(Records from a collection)

+ + + + +

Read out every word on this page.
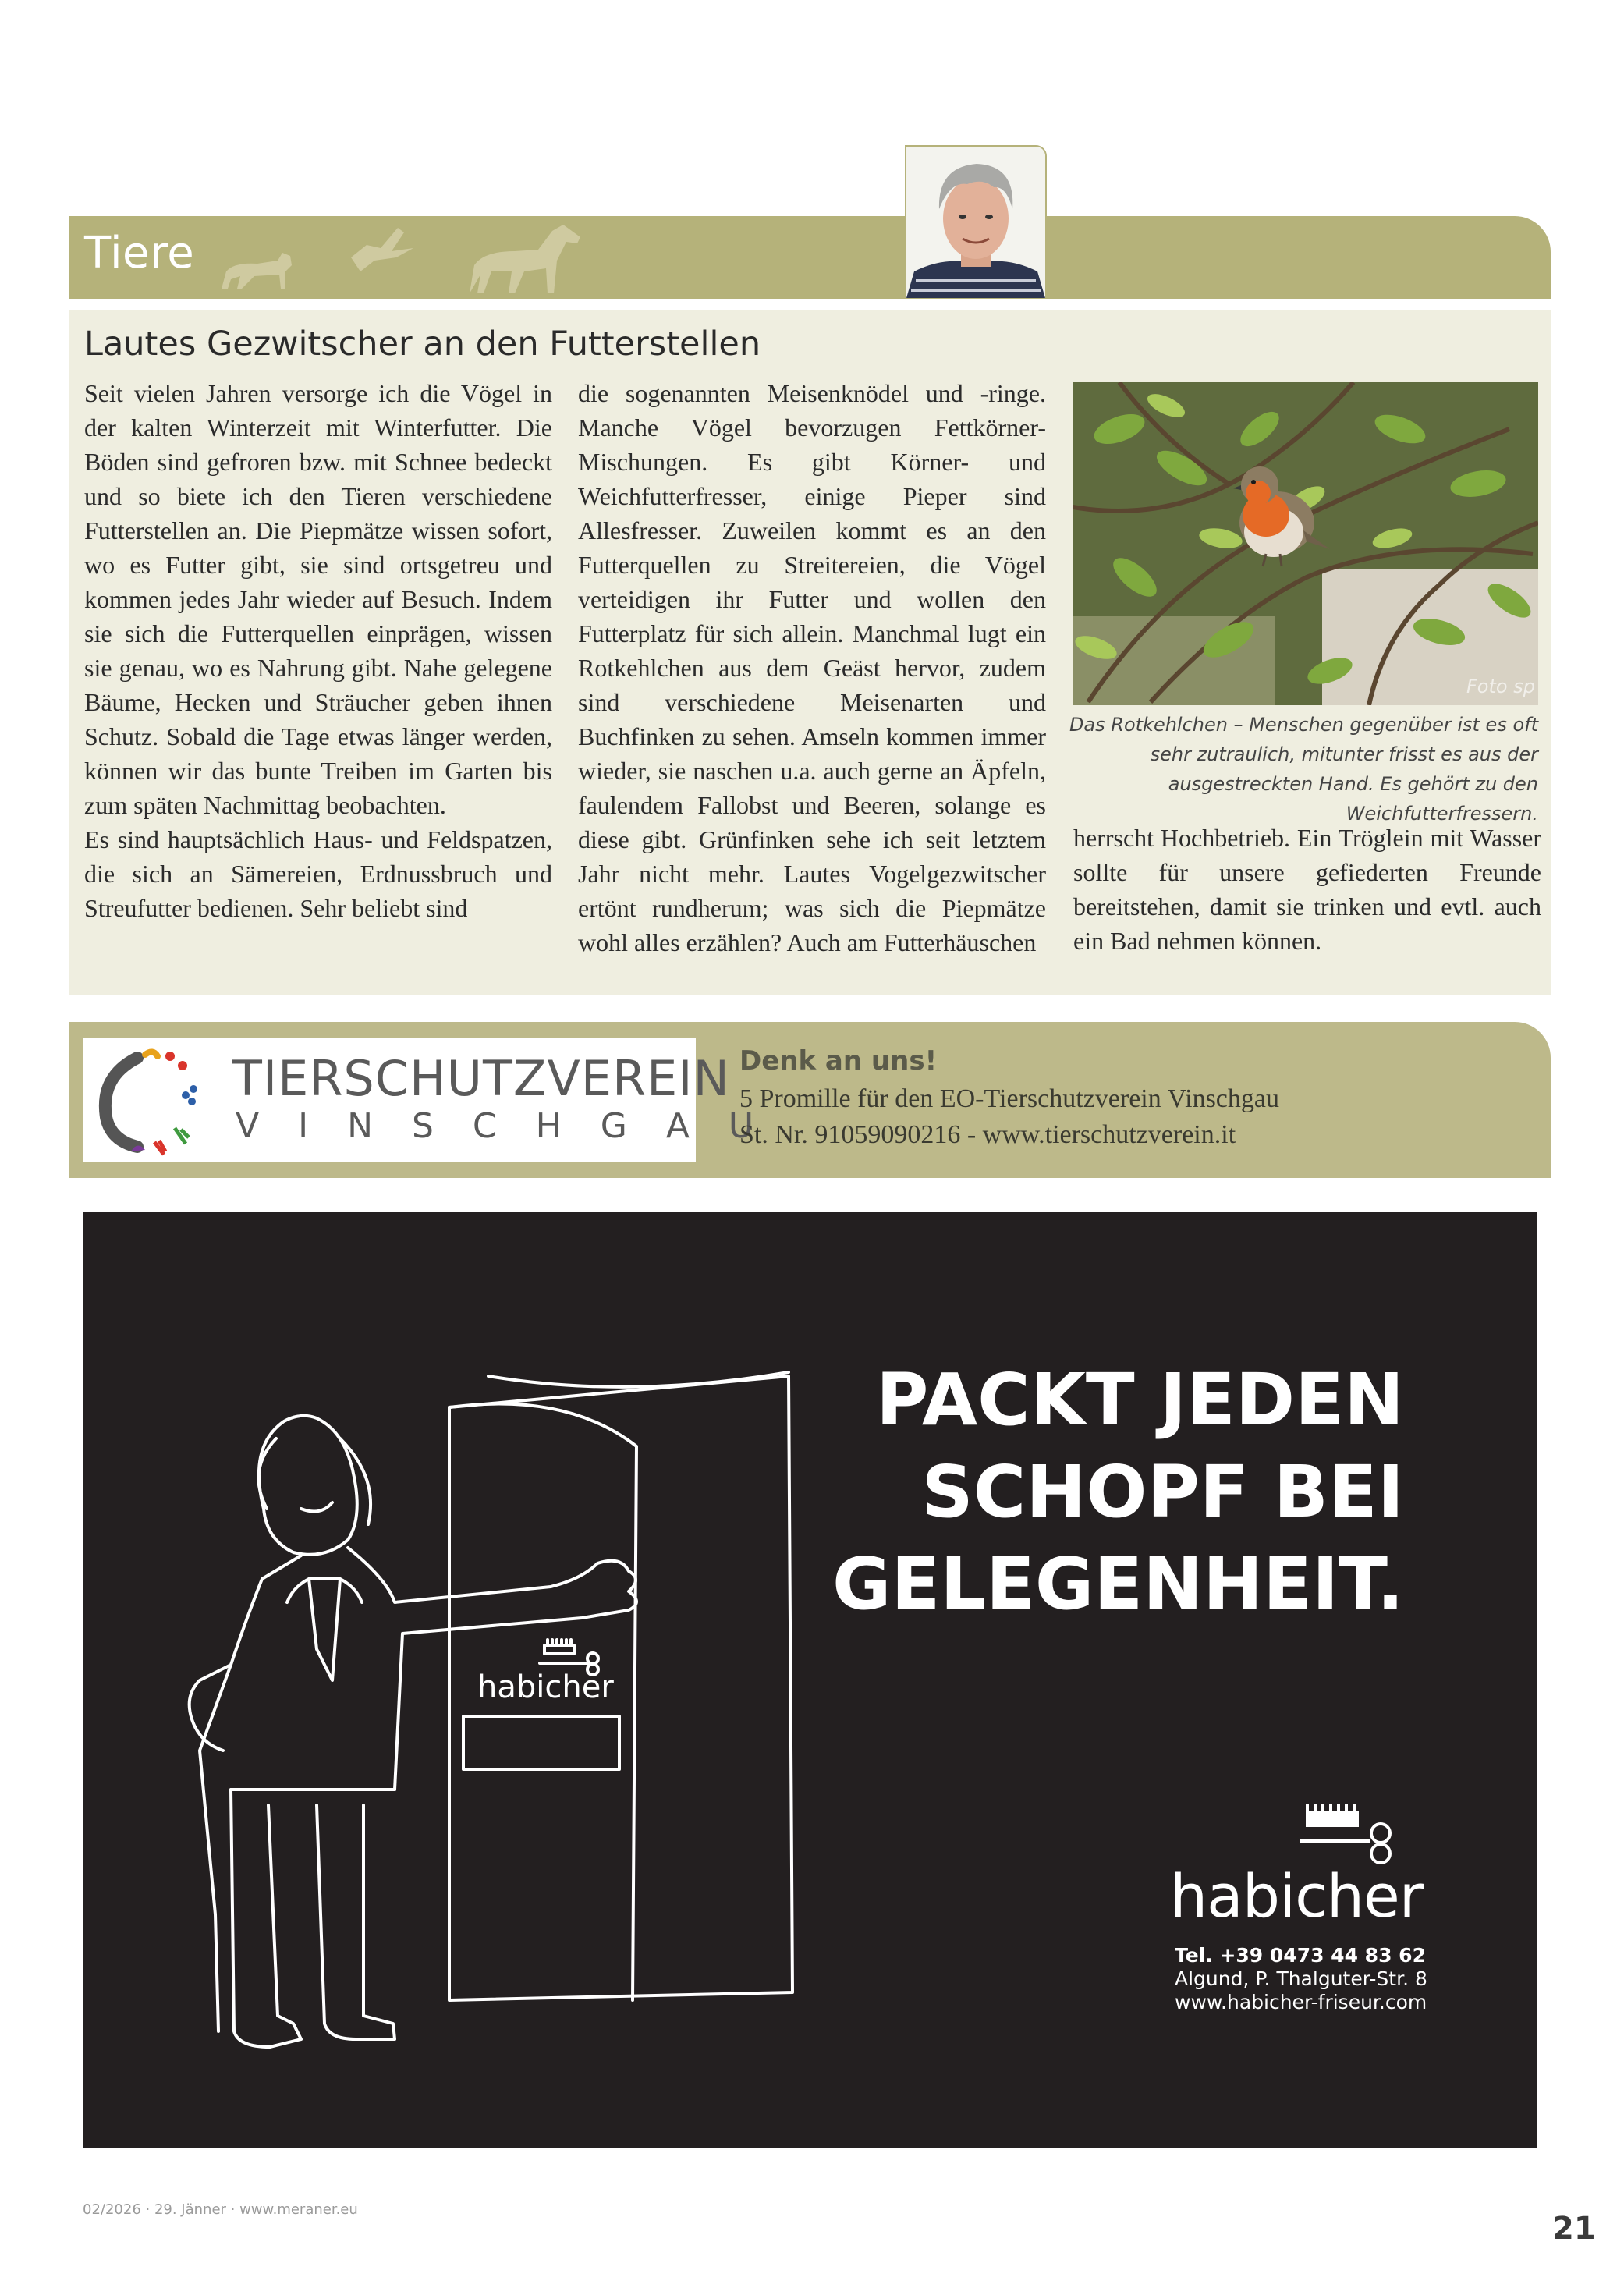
Tiere
Lautes Gezwitscher an den Futterstellen
Seit vielen Jahren versorge ich die Vögel in der kalten Winterzeit mit Winterfutter. Die Böden sind gefroren bzw. mit Schnee bedeckt und so biete ich den Tieren verschiedene Futterstellen an. Die Piepmätze wissen sofort, wo es Futter gibt, sie sind ortsgetreu und kommen jedes Jahr wieder auf Besuch. Indem sie sich die Futterquellen einprägen, wissen sie genau, wo es Nahrung gibt. Nahe gelegene Bäume, Hecken und Sträucher geben ihnen Schutz. Sobald die Tage etwas länger werden, können wir das bunte Treiben im Garten bis zum späten Nachmittag beobachten.
Es sind hauptsächlich Haus- und Feldspatzen, die sich an Sämereien, Erdnussbruch und Streufutter bedienen. Sehr beliebt sind
die sogenannten Meisenknödel und -ringe. Manche Vögel bevorzugen Fettkörner-Mischungen. Es gibt Körner- und Weichfutterfresser, einige Pieper sind Allesfresser. Zuweilen kommt es an den Futterquellen zu Streitereien, die Vögel verteidigen ihr Futter und wollen den Futterplatz für sich allein. Manchmal lugt ein Rotkehlchen aus dem Geäst hervor, zudem sind verschiedene Meisenarten und Buchfinken zu sehen. Amseln kommen immer wieder, sie naschen u.a. auch gerne an Äpfeln, faulendem Fallobst und Beeren, solange es diese gibt. Grünfinken sehe ich seit letztem Jahr nicht mehr. Lautes Vogelgezwitscher ertönt rundherum; was sich die Piepmätze wohl alles erzählen? Auch am Futterhäuschen
Foto sp
Das Rotkehlchen – Menschen gegenüber ist es oft sehr zutraulich, mitunter frisst es aus der ausgestreckten Hand. Es gehört zu den Weichfutterfressern.
herrscht Hochbetrieb. Ein Tröglein mit Wasser sollte für unsere gefiederten Freunde bereitstehen, damit sie trinken und evtl. auch ein Bad nehmen können.
TIERSCHUTZVEREIN
VINSCHGAU
Denk an uns!
5 Promille für den EO-Tierschutzverein Vinschgau
St. Nr. 91059090216 - www.tierschutzverein.it
habicher
PACKT JEDEN
SCHOPF BEI
GELEGENHEIT.
habicher
Tel. +39 0473 44 83 62
Algund, P. Thalguter-Str. 8
www.habicher-friseur.com
02/2026 · 29. Jänner · www.meraner.eu
21
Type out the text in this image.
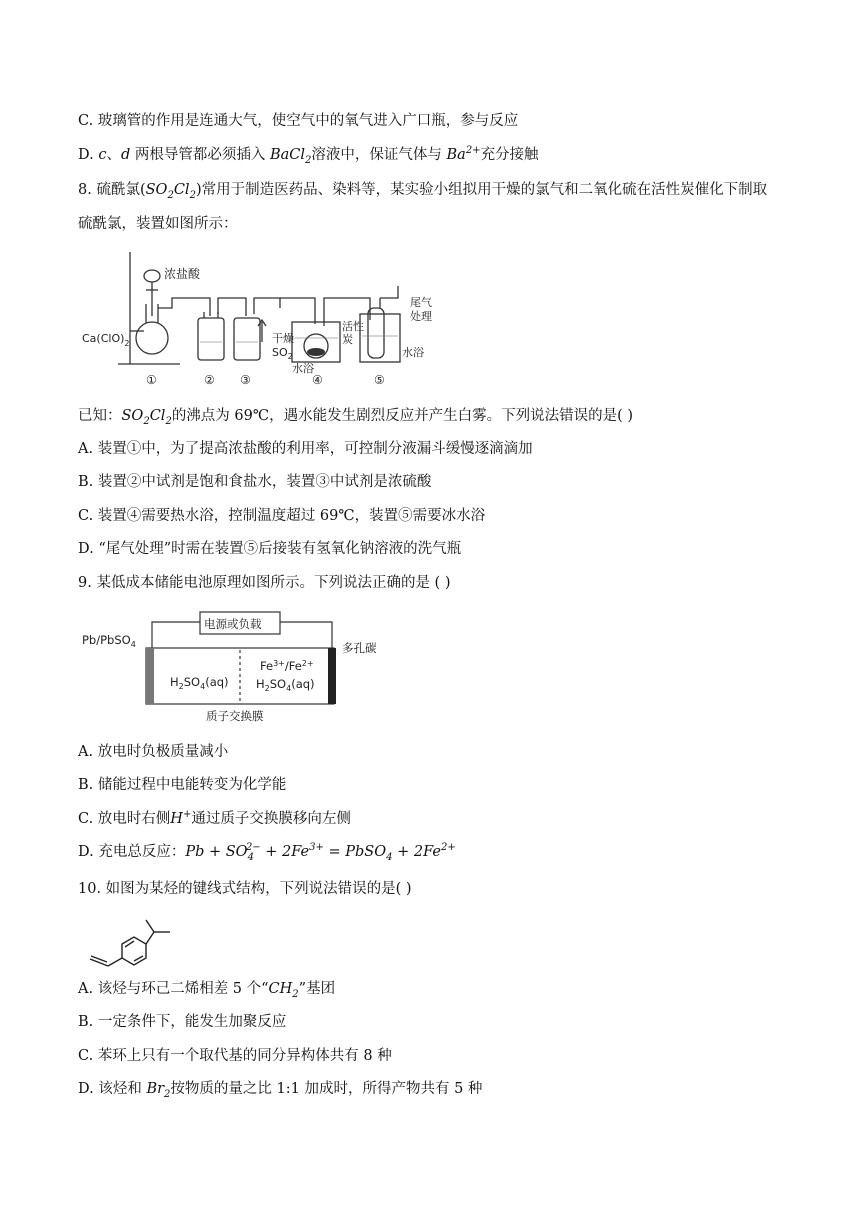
C. 玻璃管的作用是连通大气，使空气中的氧气进入广口瓶，参与反应
D. c、d 两根导管都必须插入 BaCl$_2$溶液中，保证气体与 $Ba^{2+}$充分接触
8. 硫酰氯$(SO_2Cl_2)$常用于制造医药品、染料等，某实验小组拟用干燥的氯气和二氧化硫在活性炭催化下制取
硫酰氯，装置如图所示：
浓盐酸
$Ca(ClO)_2$	干燥
$SO_2$
水浴
活性
炭
尾气
处理
水浴
①	② ③	④	⑤
已知：$SO_2Cl_2$的沸点为 69℃，遇水能发生剧烈反应并产生白雾。下列说法错误的是( )
A. 装置①中，为了提高浓盐酸的利用率，可控制分液漏斗缓慢逐滴滴加
B. 装置②中试剂是饱和食盐水，装置③中试剂是浓硫酸
C. 装置④需要热水浴，控制温度超过 69℃，装置⑤需要冰水浴
D. “尾气处理”时需在装置⑤后接装有氢氧化钠溶液的洗气瓶
9. 某低成本储能电池原理如图所示。下列说法正确的是 ( )
电源或负载
Pb/PbSO$_4$	多孔碳
$H_2SO_4(aq)$
$Fe^{3+}/Fe^{2+}$
$H_2SO_4(aq)$
质子交换膜
A. 放电时负极质量减小
B. 储能过程中电能转变为化学能
C. 放电时右侧H+通过质子交换膜移向左侧
D. 充电总反应：$Pb + SO_4^{2-} + 2Fe^{3+}$ = PbSO$_4$ + $2Fe^{2+}$
10. 如图为某烃的键线式结构，下列说法错误的是( )
A. 该烃与环己二烯相差 5 个“$CH_2$”基团
B. 一定条件下，能发生加聚反应
C. 苯环上只有一个取代基的同分异构体共有 8 种
D. 该烃和 $Br_2$按物质的量之比 1:1 加成时，所得产物共有 5 种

+ + + + +

*What you are asked to do:*
Pull out every line of the records that includes the string "this".

*Reply to the task:*
Read out every word on this page.
Type out the text in this image.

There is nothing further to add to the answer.